## Task objective
Search the listing below for the string "third" and show each line that contains it.
----- Dataset content -----
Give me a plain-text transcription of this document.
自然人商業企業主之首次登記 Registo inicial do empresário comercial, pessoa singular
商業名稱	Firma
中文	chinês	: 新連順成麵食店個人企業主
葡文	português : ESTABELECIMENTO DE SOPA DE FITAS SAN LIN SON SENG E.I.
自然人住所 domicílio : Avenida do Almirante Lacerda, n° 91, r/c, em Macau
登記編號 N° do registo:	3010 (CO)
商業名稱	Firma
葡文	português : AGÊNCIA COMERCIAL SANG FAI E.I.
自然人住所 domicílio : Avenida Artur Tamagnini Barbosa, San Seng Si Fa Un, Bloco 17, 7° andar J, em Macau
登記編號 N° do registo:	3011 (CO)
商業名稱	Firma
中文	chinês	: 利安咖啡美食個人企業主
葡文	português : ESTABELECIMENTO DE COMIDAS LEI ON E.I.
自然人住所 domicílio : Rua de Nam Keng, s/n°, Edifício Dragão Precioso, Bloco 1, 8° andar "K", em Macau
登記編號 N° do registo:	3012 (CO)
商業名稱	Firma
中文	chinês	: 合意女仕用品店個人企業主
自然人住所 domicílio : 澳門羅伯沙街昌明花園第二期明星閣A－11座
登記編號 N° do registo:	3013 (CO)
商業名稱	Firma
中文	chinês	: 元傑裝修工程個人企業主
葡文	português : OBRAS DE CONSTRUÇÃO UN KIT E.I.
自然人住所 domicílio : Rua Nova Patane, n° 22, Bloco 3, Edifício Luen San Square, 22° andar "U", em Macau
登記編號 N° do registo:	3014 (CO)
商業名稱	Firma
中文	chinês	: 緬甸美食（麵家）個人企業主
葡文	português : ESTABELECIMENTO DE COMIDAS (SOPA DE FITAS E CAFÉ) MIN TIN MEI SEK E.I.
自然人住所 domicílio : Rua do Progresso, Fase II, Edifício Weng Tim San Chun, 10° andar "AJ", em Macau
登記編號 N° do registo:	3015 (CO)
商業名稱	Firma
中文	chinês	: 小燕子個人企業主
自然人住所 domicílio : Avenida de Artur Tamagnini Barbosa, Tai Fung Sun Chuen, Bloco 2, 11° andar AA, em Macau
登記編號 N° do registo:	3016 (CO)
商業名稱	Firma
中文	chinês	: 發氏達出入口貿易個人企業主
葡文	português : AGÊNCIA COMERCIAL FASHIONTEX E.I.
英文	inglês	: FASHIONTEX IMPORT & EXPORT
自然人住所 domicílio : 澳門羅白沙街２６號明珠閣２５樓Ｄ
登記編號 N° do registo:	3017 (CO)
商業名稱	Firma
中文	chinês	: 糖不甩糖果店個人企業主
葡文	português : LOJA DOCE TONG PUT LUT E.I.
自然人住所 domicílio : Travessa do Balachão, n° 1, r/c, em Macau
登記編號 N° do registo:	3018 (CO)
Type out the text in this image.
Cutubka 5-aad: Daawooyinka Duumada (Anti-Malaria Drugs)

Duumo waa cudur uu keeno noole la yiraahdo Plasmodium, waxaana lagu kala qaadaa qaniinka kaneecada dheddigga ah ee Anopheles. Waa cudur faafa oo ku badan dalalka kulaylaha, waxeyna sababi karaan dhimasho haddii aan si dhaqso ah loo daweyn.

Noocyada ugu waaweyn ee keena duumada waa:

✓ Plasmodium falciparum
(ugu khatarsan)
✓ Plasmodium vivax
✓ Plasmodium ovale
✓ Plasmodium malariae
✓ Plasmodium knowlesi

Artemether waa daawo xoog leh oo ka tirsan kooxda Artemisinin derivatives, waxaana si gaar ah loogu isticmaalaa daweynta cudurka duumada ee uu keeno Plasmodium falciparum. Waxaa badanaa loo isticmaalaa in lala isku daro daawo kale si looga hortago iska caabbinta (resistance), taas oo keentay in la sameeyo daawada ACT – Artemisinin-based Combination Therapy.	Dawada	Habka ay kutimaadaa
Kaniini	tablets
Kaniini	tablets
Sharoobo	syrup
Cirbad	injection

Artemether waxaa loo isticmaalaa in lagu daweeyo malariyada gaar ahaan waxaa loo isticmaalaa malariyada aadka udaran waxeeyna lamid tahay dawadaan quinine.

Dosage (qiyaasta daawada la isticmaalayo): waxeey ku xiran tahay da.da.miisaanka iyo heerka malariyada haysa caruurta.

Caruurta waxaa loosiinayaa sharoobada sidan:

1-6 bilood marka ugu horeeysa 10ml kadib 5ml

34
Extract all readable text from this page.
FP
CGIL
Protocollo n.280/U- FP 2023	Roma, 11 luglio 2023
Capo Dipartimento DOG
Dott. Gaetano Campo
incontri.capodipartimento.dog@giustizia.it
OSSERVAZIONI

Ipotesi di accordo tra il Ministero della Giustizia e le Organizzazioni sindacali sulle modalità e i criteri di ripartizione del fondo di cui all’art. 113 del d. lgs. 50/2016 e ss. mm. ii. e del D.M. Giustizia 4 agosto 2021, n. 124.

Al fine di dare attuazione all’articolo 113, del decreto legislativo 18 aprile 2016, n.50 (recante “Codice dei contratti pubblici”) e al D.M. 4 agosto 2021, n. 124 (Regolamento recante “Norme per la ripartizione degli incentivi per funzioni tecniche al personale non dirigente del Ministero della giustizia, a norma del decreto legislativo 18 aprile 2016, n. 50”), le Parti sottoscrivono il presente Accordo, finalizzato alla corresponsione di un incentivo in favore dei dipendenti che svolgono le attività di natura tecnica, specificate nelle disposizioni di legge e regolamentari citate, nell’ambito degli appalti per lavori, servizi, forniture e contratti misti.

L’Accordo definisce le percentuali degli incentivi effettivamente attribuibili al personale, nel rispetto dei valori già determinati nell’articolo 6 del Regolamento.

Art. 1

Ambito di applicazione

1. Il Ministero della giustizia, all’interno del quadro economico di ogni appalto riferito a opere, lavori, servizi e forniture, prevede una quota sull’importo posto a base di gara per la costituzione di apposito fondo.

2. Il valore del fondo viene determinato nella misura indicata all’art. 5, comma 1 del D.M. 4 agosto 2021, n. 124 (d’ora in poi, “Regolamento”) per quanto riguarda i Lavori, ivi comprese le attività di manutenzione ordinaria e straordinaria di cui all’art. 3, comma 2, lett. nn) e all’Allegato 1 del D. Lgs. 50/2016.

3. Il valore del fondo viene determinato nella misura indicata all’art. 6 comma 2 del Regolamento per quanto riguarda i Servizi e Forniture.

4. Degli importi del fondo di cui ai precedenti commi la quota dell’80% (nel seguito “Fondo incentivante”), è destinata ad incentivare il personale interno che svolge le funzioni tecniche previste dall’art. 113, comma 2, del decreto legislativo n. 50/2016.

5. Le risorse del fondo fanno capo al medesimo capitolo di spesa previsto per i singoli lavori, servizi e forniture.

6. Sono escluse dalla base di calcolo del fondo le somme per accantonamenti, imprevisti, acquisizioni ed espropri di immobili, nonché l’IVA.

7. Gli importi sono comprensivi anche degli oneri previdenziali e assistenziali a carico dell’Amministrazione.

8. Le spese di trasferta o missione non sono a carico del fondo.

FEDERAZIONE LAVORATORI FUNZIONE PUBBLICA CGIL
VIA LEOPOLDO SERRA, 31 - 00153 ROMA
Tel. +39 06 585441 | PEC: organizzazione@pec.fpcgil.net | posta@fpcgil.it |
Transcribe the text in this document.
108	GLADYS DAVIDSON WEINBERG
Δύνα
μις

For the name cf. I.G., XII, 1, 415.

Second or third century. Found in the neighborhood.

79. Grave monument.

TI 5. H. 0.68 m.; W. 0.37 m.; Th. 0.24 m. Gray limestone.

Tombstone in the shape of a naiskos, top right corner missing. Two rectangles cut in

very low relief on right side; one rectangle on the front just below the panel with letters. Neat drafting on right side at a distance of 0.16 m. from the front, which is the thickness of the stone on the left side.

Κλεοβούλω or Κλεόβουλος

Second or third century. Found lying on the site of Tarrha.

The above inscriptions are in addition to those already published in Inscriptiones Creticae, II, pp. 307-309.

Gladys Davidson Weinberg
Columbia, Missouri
-----
## Correct response
Second or third century. Found in the neighborhood.
Second or third century. Found lying on the site of Tarrha.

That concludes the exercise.